WHAT YOU ARE ASKED TO DO
Exactly reproduce all the records, keeping pictures out of the copy.

[START OF LISTING]

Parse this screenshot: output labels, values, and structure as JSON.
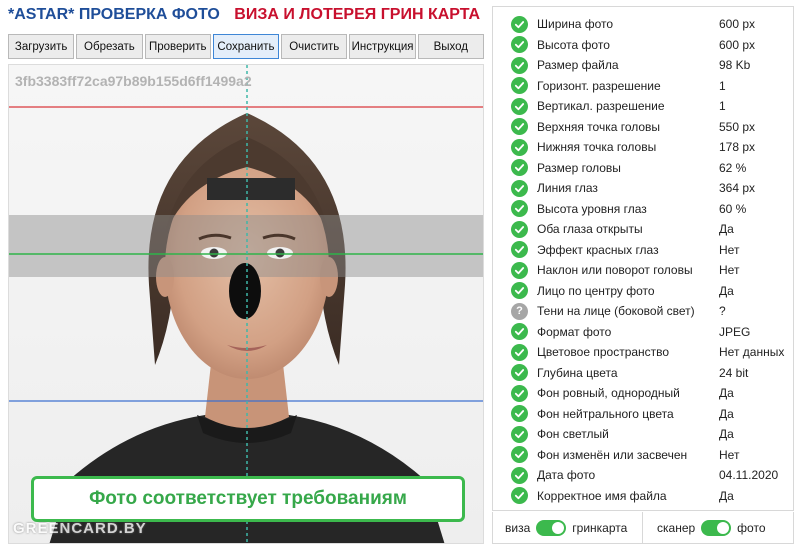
{
  "header": {
    "title_blue": "*ASTAR* ПРОВЕРКА ФОТО",
    "title_red": "ВИЗА И ЛОТЕРЕЯ ГРИН КАРТА"
  },
  "toolbar": {
    "buttons": [
      "Загрузить",
      "Обрезать",
      "Проверить",
      "Сохранить",
      "Очистить",
      "Инструкция",
      "Выход"
    ],
    "active": "Сохранить"
  },
  "photo": {
    "hash": "3fb3383ff72ca97b89b155d6ff1499a2",
    "result": "Фото соответствует требованиям",
    "watermark": "GREENCARD.BY"
  },
  "checks": [
    {
      "label": "Ширина фото",
      "value": "600 px",
      "status": "ok"
    },
    {
      "label": "Высота фото",
      "value": "600 px",
      "status": "ok"
    },
    {
      "label": "Размер файла",
      "value": "98 Kb",
      "status": "ok"
    },
    {
      "label": "Горизонт. разрешение",
      "value": "1",
      "status": "ok"
    },
    {
      "label": "Вертикал. разрешение",
      "value": "1",
      "status": "ok"
    },
    {
      "label": "Верхняя точка головы",
      "value": "550 px",
      "status": "ok"
    },
    {
      "label": "Нижняя точка головы",
      "value": "178 px",
      "status": "ok"
    },
    {
      "label": "Размер головы",
      "value": "62 %",
      "status": "ok"
    },
    {
      "label": "Линия глаз",
      "value": "364 px",
      "status": "ok"
    },
    {
      "label": "Высота уровня глаз",
      "value": "60 %",
      "status": "ok"
    },
    {
      "label": "Оба глаза открыты",
      "value": "Да",
      "status": "ok"
    },
    {
      "label": "Эффект красных глаз",
      "value": "Нет",
      "status": "ok"
    },
    {
      "label": "Наклон или поворот головы",
      "value": "Нет",
      "status": "ok"
    },
    {
      "label": "Лицо по центру фото",
      "value": "Да",
      "status": "ok"
    },
    {
      "label": "Тени на лице (боковой свет)",
      "value": "?",
      "status": "unknown"
    },
    {
      "label": "Формат фото",
      "value": "JPEG",
      "status": "ok"
    },
    {
      "label": "Цветовое пространство",
      "value": "Нет данных",
      "status": "ok"
    },
    {
      "label": "Глубина цвета",
      "value": "24 bit",
      "status": "ok"
    },
    {
      "label": "Фон ровный, однородный",
      "value": "Да",
      "status": "ok"
    },
    {
      "label": "Фон нейтрального цвета",
      "value": "Да",
      "status": "ok"
    },
    {
      "label": "Фон светлый",
      "value": "Да",
      "status": "ok"
    },
    {
      "label": "Фон изменён или засвечен",
      "value": "Нет",
      "status": "ok"
    },
    {
      "label": "Дата фото",
      "value": "04.11.2020",
      "status": "ok"
    },
    {
      "label": "Корректное имя файла",
      "value": "Да",
      "status": "ok"
    }
  ],
  "toggles": {
    "type_left": "виза",
    "type_right": "гринкарта",
    "type_on": true,
    "source_left": "сканер",
    "source_right": "фото",
    "source_on": true
  },
  "colors": {
    "ok": "#3cb94d",
    "unknown": "#a6a6a6",
    "title_blue": "#1f4e99",
    "title_red": "#c8102e"
  },
  "icons": {
    "ok": "check-circle-icon",
    "unknown": "question-circle-icon"
  }
}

[END OF LISTING]

ANSWER TO THE TASK
Parse this screenshot: output labels, values, and structure as JSON.
{
  "header": {
    "title_blue": "*ASTAR* ПРОВЕРКА ФОТО",
    "title_red": "ВИЗА И ЛОТЕРЕЯ ГРИН КАРТА"
  },
  "toolbar": {
    "buttons": [
      "Загрузить",
      "Обрезать",
      "Проверить",
      "Сохранить",
      "Очистить",
      "Инструкция",
      "Выход"
    ],
    "active": "Сохранить"
  },
  "photo": {
    "hash": "3fb3383ff72ca97b89b155d6ff1499a2",
    "result": "Фото соответствует требованиям",
    "watermark": "GREENCARD.BY"
  },
  "checks": [
    {
      "label": "Ширина фото",
      "value": "600 px",
      "status": "ok"
    },
    {
      "label": "Высота фото",
      "value": "600 px",
      "status": "ok"
    },
    {
      "label": "Размер файла",
      "value": "98 Kb",
      "status": "ok"
    },
    {
      "label": "Горизонт. разрешение",
      "value": "1",
      "status": "ok"
    },
    {
      "label": "Вертикал. разрешение",
      "value": "1",
      "status": "ok"
    },
    {
      "label": "Верхняя точка головы",
      "value": "550 px",
      "status": "ok"
    },
    {
      "label": "Нижняя точка головы",
      "value": "178 px",
      "status": "ok"
    },
    {
      "label": "Размер головы",
      "value": "62 %",
      "status": "ok"
    },
    {
      "label": "Линия глаз",
      "value": "364 px",
      "status": "ok"
    },
    {
      "label": "Высота уровня глаз",
      "value": "60 %",
      "status": "ok"
    },
    {
      "label": "Оба глаза открыты",
      "value": "Да",
      "status": "ok"
    },
    {
      "label": "Эффект красных глаз",
      "value": "Нет",
      "status": "ok"
    },
    {
      "label": "Наклон или поворот головы",
      "value": "Нет",
      "status": "ok"
    },
    {
      "label": "Лицо по центру фото",
      "value": "Да",
      "status": "ok"
    },
    {
      "label": "Тени на лице (боковой свет)",
      "value": "?",
      "status": "unknown"
    },
    {
      "label": "Формат фото",
      "value": "JPEG",
      "status": "ok"
    },
    {
      "label": "Цветовое пространство",
      "value": "Нет данных",
      "status": "ok"
    },
    {
      "label": "Глубина цвета",
      "value": "24 bit",
      "status": "ok"
    },
    {
      "label": "Фон ровный, однородный",
      "value": "Да",
      "status": "ok"
    },
    {
      "label": "Фон нейтрального цвета",
      "value": "Да",
      "status": "ok"
    },
    {
      "label": "Фон светлый",
      "value": "Да",
      "status": "ok"
    },
    {
      "label": "Фон изменён или засвечен",
      "value": "Нет",
      "status": "ok"
    },
    {
      "label": "Дата фото",
      "value": "04.11.2020",
      "status": "ok"
    },
    {
      "label": "Корректное имя файла",
      "value": "Да",
      "status": "ok"
    }
  ],
  "toggles": {
    "type_left": "виза",
    "type_right": "гринкарта",
    "type_on": true,
    "source_left": "сканер",
    "source_right": "фото",
    "source_on": true
  },
  "colors": {
    "ok": "#3cb94d",
    "unknown": "#a6a6a6",
    "title_blue": "#1f4e99",
    "title_red": "#c8102e"
  },
  "icons": {
    "ok": "check-circle-icon",
    "unknown": "question-circle-icon"
  }
}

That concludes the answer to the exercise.